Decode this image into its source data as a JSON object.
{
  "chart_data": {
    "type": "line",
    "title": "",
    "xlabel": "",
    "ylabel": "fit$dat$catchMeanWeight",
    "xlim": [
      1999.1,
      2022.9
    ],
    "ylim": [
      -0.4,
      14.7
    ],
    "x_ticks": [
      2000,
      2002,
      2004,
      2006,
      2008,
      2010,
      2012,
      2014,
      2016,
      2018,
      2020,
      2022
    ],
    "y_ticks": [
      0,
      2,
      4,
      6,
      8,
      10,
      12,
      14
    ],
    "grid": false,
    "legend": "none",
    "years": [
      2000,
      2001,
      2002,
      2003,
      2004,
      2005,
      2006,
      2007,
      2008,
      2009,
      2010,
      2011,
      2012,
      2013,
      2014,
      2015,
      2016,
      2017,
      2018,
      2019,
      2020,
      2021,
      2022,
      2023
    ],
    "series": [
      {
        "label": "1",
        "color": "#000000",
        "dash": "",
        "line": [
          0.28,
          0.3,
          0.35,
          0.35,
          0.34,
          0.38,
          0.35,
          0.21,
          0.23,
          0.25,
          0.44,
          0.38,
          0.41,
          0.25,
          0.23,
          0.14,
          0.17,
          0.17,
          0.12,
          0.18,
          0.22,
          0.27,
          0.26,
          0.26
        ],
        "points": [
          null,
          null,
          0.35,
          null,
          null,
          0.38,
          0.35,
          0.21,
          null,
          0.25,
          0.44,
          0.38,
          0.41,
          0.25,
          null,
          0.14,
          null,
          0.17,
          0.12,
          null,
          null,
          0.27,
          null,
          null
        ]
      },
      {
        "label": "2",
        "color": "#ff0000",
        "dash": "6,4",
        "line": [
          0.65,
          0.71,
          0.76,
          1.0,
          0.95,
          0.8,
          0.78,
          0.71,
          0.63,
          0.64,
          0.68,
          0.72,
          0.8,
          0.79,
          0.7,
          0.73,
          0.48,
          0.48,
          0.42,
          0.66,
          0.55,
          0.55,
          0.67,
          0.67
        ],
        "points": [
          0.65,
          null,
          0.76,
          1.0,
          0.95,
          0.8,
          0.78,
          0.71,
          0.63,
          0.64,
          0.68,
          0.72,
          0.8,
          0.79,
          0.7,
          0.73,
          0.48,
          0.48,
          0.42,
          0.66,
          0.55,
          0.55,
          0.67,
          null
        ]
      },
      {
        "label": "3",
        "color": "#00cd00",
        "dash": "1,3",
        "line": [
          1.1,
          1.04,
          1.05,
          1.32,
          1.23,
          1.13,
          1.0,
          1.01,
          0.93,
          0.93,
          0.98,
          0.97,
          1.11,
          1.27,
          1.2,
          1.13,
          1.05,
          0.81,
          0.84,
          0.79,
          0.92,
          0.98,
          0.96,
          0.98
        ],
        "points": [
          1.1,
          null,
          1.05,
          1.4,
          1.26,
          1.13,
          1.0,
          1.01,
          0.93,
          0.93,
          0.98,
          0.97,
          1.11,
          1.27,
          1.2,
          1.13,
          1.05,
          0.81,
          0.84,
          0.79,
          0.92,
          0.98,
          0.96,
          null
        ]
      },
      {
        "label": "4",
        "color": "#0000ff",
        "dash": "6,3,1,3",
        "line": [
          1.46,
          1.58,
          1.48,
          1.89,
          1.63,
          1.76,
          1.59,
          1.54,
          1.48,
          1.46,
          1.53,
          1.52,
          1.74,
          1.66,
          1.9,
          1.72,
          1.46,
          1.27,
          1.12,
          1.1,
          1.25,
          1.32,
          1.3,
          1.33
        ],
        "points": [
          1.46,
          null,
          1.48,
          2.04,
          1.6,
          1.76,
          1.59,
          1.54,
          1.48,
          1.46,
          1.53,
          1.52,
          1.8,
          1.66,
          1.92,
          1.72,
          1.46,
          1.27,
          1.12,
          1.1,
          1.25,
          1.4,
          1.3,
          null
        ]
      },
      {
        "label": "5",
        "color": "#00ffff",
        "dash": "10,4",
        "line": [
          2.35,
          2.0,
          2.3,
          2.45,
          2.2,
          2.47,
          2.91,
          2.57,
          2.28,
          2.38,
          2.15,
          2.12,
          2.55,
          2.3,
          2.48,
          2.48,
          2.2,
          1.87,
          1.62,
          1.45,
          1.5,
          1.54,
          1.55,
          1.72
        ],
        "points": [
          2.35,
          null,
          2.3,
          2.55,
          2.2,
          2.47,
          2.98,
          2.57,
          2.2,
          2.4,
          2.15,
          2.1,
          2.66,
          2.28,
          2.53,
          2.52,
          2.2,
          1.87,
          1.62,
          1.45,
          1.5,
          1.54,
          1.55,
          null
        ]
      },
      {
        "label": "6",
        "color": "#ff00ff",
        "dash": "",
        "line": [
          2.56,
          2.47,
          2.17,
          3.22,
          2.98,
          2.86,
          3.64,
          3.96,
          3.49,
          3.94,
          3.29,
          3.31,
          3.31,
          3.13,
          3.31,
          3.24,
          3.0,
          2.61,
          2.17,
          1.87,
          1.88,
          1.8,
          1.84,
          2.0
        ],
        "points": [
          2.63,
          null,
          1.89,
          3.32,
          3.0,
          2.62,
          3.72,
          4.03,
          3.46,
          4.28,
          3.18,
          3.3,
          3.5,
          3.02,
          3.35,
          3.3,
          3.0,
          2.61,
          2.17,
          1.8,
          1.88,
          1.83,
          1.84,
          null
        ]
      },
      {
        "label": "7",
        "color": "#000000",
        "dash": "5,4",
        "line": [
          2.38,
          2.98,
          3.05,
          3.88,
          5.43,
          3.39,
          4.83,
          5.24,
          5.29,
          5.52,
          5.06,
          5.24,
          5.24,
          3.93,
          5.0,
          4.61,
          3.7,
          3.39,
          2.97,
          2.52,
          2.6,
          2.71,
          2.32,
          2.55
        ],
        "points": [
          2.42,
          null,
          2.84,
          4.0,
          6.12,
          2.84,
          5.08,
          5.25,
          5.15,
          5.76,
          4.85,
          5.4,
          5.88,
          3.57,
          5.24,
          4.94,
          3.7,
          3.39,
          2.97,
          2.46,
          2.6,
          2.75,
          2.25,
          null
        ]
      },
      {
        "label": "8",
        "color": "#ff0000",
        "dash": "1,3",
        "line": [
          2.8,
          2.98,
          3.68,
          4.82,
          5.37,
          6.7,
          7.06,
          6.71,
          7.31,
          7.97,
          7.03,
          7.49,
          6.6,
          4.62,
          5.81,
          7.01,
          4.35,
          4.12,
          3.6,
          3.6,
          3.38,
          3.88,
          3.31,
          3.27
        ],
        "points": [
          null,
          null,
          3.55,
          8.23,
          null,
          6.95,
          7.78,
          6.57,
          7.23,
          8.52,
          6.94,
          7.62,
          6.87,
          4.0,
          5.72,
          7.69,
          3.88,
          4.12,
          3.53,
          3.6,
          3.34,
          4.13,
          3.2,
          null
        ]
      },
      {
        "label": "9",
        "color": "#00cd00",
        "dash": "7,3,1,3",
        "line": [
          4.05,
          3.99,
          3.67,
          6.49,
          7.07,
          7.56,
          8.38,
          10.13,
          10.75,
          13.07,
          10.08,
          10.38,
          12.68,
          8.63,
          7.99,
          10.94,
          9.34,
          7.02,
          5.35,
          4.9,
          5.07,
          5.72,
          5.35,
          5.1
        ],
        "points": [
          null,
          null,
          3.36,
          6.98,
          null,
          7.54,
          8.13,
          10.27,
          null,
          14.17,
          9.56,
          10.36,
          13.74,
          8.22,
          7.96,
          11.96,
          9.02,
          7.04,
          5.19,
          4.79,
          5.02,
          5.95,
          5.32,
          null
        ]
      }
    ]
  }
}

==============================

Print every entry exactly as written.

Decode this image into its source data as a JSON object.
{
  "chart_data": {
    "type": "line",
    "title": "",
    "xlabel": "",
    "ylabel": "fit$dat$catchMeanWeight",
    "xlim": [
      1999.1,
      2022.9
    ],
    "ylim": [
      -0.4,
      14.7
    ],
    "x_ticks": [
      2000,
      2002,
      2004,
      2006,
      2008,
      2010,
      2012,
      2014,
      2016,
      2018,
      2020,
      2022
    ],
    "y_ticks": [
      0,
      2,
      4,
      6,
      8,
      10,
      12,
      14
    ],
    "grid": false,
    "legend": "none",
    "years": [
      2000,
      2001,
      2002,
      2003,
      2004,
      2005,
      2006,
      2007,
      2008,
      2009,
      2010,
      2011,
      2012,
      2013,
      2014,
      2015,
      2016,
      2017,
      2018,
      2019,
      2020,
      2021,
      2022,
      2023
    ],
    "series": [
      {
        "label": "1",
        "color": "#000000",
        "dash": "",
        "line": [
          0.28,
          0.3,
          0.35,
          0.35,
          0.34,
          0.38,
          0.35,
          0.21,
          0.23,
          0.25,
          0.44,
          0.38,
          0.41,
          0.25,
          0.23,
          0.14,
          0.17,
          0.17,
          0.12,
          0.18,
          0.22,
          0.27,
          0.26,
          0.26
        ],
        "points": [
          null,
          null,
          0.35,
          null,
          null,
          0.38,
          0.35,
          0.21,
          null,
          0.25,
          0.44,
          0.38,
          0.41,
          0.25,
          null,
          0.14,
          null,
          0.17,
          0.12,
          null,
          null,
          0.27,
          null,
          null
        ]
      },
      {
        "label": "2",
        "color": "#ff0000",
        "dash": "6,4",
        "line": [
          0.65,
          0.71,
          0.76,
          1.0,
          0.95,
          0.8,
          0.78,
          0.71,
          0.63,
          0.64,
          0.68,
          0.72,
          0.8,
          0.79,
          0.7,
          0.73,
          0.48,
          0.48,
          0.42,
          0.66,
          0.55,
          0.55,
          0.67,
          0.67
        ],
        "points": [
          0.65,
          null,
          0.76,
          1.0,
          0.95,
          0.8,
          0.78,
          0.71,
          0.63,
          0.64,
          0.68,
          0.72,
          0.8,
          0.79,
          0.7,
          0.73,
          0.48,
          0.48,
          0.42,
          0.66,
          0.55,
          0.55,
          0.67,
          null
        ]
      },
      {
        "label": "3",
        "color": "#00cd00",
        "dash": "1,3",
        "line": [
          1.1,
          1.04,
          1.05,
          1.32,
          1.23,
          1.13,
          1.0,
          1.01,
          0.93,
          0.93,
          0.98,
          0.97,
          1.11,
          1.27,
          1.2,
          1.13,
          1.05,
          0.81,
          0.84,
          0.79,
          0.92,
          0.98,
          0.96,
          0.98
        ],
        "points": [
          1.1,
          null,
          1.05,
          1.4,
          1.26,
          1.13,
          1.0,
          1.01,
          0.93,
          0.93,
          0.98,
          0.97,
          1.11,
          1.27,
          1.2,
          1.13,
          1.05,
          0.81,
          0.84,
          0.79,
          0.92,
          0.98,
          0.96,
          null
        ]
      },
      {
        "label": "4",
        "color": "#0000ff",
        "dash": "6,3,1,3",
        "line": [
          1.46,
          1.58,
          1.48,
          1.89,
          1.63,
          1.76,
          1.59,
          1.54,
          1.48,
          1.46,
          1.53,
          1.52,
          1.74,
          1.66,
          1.9,
          1.72,
          1.46,
          1.27,
          1.12,
          1.1,
          1.25,
          1.32,
          1.3,
          1.33
        ],
        "points": [
          1.46,
          null,
          1.48,
          2.04,
          1.6,
          1.76,
          1.59,
          1.54,
          1.48,
          1.46,
          1.53,
          1.52,
          1.8,
          1.66,
          1.92,
          1.72,
          1.46,
          1.27,
          1.12,
          1.1,
          1.25,
          1.4,
          1.3,
          null
        ]
      },
      {
        "label": "5",
        "color": "#00ffff",
        "dash": "10,4",
        "line": [
          2.35,
          2.0,
          2.3,
          2.45,
          2.2,
          2.47,
          2.91,
          2.57,
          2.28,
          2.38,
          2.15,
          2.12,
          2.55,
          2.3,
          2.48,
          2.48,
          2.2,
          1.87,
          1.62,
          1.45,
          1.5,
          1.54,
          1.55,
          1.72
        ],
        "points": [
          2.35,
          null,
          2.3,
          2.55,
          2.2,
          2.47,
          2.98,
          2.57,
          2.2,
          2.4,
          2.15,
          2.1,
          2.66,
          2.28,
          2.53,
          2.52,
          2.2,
          1.87,
          1.62,
          1.45,
          1.5,
          1.54,
          1.55,
          null
        ]
      },
      {
        "label": "6",
        "color": "#ff00ff",
        "dash": "",
        "line": [
          2.56,
          2.47,
          2.17,
          3.22,
          2.98,
          2.86,
          3.64,
          3.96,
          3.49,
          3.94,
          3.29,
          3.31,
          3.31,
          3.13,
          3.31,
          3.24,
          3.0,
          2.61,
          2.17,
          1.87,
          1.88,
          1.8,
          1.84,
          2.0
        ],
        "points": [
          2.63,
          null,
          1.89,
          3.32,
          3.0,
          2.62,
          3.72,
          4.03,
          3.46,
          4.28,
          3.18,
          3.3,
          3.5,
          3.02,
          3.35,
          3.3,
          3.0,
          2.61,
          2.17,
          1.8,
          1.88,
          1.83,
          1.84,
          null
        ]
      },
      {
        "label": "7",
        "color": "#000000",
        "dash": "5,4",
        "line": [
          2.38,
          2.98,
          3.05,
          3.88,
          5.43,
          3.39,
          4.83,
          5.24,
          5.29,
          5.52,
          5.06,
          5.24,
          5.24,
          3.93,
          5.0,
          4.61,
          3.7,
          3.39,
          2.97,
          2.52,
          2.6,
          2.71,
          2.32,
          2.55
        ],
        "points": [
          2.42,
          null,
          2.84,
          4.0,
          6.12,
          2.84,
          5.08,
          5.25,
          5.15,
          5.76,
          4.85,
          5.4,
          5.88,
          3.57,
          5.24,
          4.94,
          3.7,
          3.39,
          2.97,
          2.46,
          2.6,
          2.75,
          2.25,
          null
        ]
      },
      {
        "label": "8",
        "color": "#ff0000",
        "dash": "1,3",
        "line": [
          2.8,
          2.98,
          3.68,
          4.82,
          5.37,
          6.7,
          7.06,
          6.71,
          7.31,
          7.97,
          7.03,
          7.49,
          6.6,
          4.62,
          5.81,
          7.01,
          4.35,
          4.12,
          3.6,
          3.6,
          3.38,
          3.88,
          3.31,
          3.27
        ],
        "points": [
          null,
          null,
          3.55,
          8.23,
          null,
          6.95,
          7.78,
          6.57,
          7.23,
          8.52,
          6.94,
          7.62,
          6.87,
          4.0,
          5.72,
          7.69,
          3.88,
          4.12,
          3.53,
          3.6,
          3.34,
          4.13,
          3.2,
          null
        ]
      },
      {
        "label": "9",
        "color": "#00cd00",
        "dash": "7,3,1,3",
        "line": [
          4.05,
          3.99,
          3.67,
          6.49,
          7.07,
          7.56,
          8.38,
          10.13,
          10.75,
          13.07,
          10.08,
          10.38,
          12.68,
          8.63,
          7.99,
          10.94,
          9.34,
          7.02,
          5.35,
          4.9,
          5.07,
          5.72,
          5.35,
          5.1
        ],
        "points": [
          null,
          null,
          3.36,
          6.98,
          null,
          7.54,
          8.13,
          10.27,
          null,
          14.17,
          9.56,
          10.36,
          13.74,
          8.22,
          7.96,
          11.96,
          9.02,
          7.04,
          5.19,
          4.79,
          5.02,
          5.95,
          5.32,
          null
        ]
      }
    ]
  }
}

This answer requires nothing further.